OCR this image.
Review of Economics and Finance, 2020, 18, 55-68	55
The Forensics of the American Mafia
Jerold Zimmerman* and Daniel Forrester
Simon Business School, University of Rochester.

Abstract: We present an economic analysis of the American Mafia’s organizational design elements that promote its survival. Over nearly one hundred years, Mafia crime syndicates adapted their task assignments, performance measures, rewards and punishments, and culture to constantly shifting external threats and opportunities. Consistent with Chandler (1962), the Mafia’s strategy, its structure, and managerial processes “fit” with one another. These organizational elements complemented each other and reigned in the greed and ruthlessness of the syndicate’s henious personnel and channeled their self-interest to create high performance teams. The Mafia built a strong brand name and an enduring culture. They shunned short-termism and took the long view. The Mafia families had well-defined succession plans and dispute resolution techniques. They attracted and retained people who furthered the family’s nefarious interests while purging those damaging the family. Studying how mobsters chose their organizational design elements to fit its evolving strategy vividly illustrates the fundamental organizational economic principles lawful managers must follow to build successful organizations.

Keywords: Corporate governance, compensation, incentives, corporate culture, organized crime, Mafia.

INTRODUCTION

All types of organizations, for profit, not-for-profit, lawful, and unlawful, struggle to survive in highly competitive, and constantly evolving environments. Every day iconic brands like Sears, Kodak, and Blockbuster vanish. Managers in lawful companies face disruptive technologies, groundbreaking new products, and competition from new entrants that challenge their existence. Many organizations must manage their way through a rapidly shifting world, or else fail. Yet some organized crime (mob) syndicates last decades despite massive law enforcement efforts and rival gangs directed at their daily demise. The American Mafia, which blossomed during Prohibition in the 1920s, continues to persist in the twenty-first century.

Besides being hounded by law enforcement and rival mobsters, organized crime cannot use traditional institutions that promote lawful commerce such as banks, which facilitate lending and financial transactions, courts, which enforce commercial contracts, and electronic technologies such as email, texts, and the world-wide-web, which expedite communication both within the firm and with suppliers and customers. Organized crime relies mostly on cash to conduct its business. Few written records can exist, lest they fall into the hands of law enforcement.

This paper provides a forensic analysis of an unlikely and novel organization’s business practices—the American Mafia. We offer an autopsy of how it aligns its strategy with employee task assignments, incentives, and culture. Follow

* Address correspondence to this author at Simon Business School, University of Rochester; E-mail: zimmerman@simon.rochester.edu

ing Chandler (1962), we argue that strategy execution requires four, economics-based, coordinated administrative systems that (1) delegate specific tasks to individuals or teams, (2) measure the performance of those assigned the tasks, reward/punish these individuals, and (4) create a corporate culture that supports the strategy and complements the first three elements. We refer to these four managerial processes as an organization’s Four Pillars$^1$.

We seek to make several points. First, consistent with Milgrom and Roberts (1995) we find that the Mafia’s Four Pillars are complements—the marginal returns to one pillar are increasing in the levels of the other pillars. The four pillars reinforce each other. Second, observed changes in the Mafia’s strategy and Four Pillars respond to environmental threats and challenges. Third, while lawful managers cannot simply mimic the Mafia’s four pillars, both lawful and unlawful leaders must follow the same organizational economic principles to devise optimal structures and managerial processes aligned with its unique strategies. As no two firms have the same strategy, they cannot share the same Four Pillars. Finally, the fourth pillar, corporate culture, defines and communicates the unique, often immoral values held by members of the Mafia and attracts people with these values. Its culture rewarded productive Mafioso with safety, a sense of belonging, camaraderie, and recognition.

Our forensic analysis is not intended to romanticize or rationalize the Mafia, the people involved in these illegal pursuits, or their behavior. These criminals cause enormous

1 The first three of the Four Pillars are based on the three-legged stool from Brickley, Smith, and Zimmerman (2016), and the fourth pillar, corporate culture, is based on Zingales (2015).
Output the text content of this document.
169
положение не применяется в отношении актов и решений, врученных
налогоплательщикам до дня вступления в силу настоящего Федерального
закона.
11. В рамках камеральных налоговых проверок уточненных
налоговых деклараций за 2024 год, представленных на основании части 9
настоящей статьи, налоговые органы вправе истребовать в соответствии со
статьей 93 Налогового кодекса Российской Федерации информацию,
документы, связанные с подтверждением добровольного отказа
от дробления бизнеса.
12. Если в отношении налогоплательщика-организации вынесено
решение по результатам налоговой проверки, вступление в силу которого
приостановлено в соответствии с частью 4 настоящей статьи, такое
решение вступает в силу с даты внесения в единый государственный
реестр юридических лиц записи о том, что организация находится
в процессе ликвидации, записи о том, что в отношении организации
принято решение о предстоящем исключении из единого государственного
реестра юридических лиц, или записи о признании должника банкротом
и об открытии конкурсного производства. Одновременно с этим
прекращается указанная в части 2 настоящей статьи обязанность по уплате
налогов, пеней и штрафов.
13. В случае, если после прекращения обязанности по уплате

- - - -

REQUEST —
Reproduce only the lines running from the one that contains "Output the text content of this document." to the last line of the records.

OUTPUT FOR THIS TASK —
Output the text content of this document.
169
положение не применяется в отношении актов и решений, врученных
налогоплательщикам до дня вступления в силу настоящего Федерального
закона.
11. В рамках камеральных налоговых проверок уточненных
налоговых деклараций за 2024 год, представленных на основании части 9
настоящей статьи, налоговые органы вправе истребовать в соответствии со
статьей 93 Налогового кодекса Российской Федерации информацию,
документы, связанные с подтверждением добровольного отказа
от дробления бизнеса.
12. Если в отношении налогоплательщика-организации вынесено
решение по результатам налоговой проверки, вступление в силу которого
приостановлено в соответствии с частью 4 настоящей статьи, такое
решение вступает в силу с даты внесения в единый государственный
реестр юридических лиц записи о том, что организация находится
в процессе ликвидации, записи о том, что в отношении организации
принято решение о предстоящем исключении из единого государственного
реестра юридических лиц, или записи о признании должника банкротом
и об открытии конкурсного производства. Одновременно с этим
прекращается указанная в части 2 настоящей статьи обязанность по уплате
налогов, пеней и штрафов.
13. В случае, если после прекращения обязанности по уплате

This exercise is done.